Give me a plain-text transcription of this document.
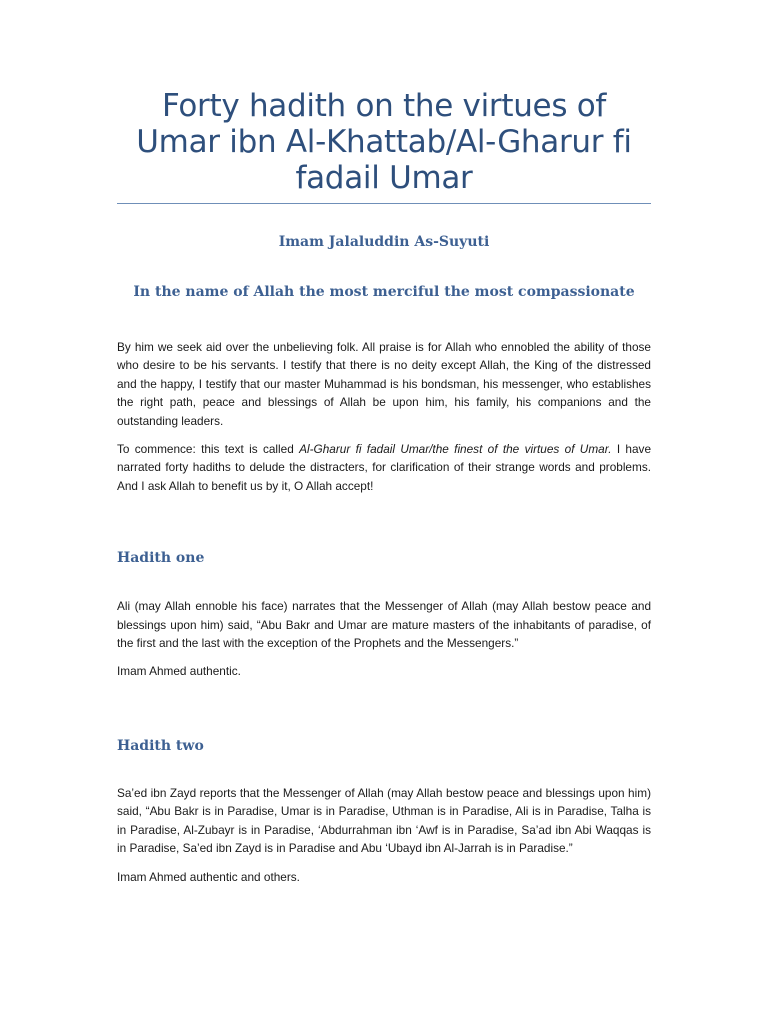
Forty hadith on the virtues of Umar ibn Al-Khattab/Al-Gharur fi fadail Umar

Imam Jalaluddin As-Suyuti

In the name of Allah the most merciful the most compassionate

By him we seek aid over the unbelieving folk. All praise is for Allah who ennobled the ability of those who desire to be his servants. I testify that there is no deity except Allah, the King of the distressed and the happy, I testify that our master Muhammad is his bondsman, his messenger, who establishes the right path, peace and blessings of Allah be upon him, his family, his companions and the outstanding leaders.

To commence: this text is called Al-Gharur fi fadail Umar/the finest of the virtues of Umar. I have narrated forty hadiths to delude the distracters, for clarification of their strange words and problems. And I ask Allah to benefit us by it, O Allah accept!

Hadith one

Ali (may Allah ennoble his face) narrates that the Messenger of Allah (may Allah bestow peace and blessings upon him) said, “Abu Bakr and Umar are mature masters of the inhabitants of paradise, of the first and the last with the exception of the Prophets and the Messengers.”

Imam Ahmed authentic.

Hadith two

Sa’ed ibn Zayd reports that the Messenger of Allah (may Allah bestow peace and blessings upon him) said, “Abu Bakr is in Paradise, Umar is in Paradise, Uthman is in Paradise, Ali is in Paradise, Talha is in Paradise, Al-Zubayr is in Paradise, ‘Abdurrahman ibn ‘Awf is in Paradise, Sa’ad ibn Abi Waqqas is in Paradise, Sa’ed ibn Zayd is in Paradise and Abu ‘Ubayd ibn Al-Jarrah is in Paradise.”

Imam Ahmed authentic and others.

----------------

* **Work required**: Say how many lines hold the word "text", giving the number and nothing else.

* **Expected answer**: 2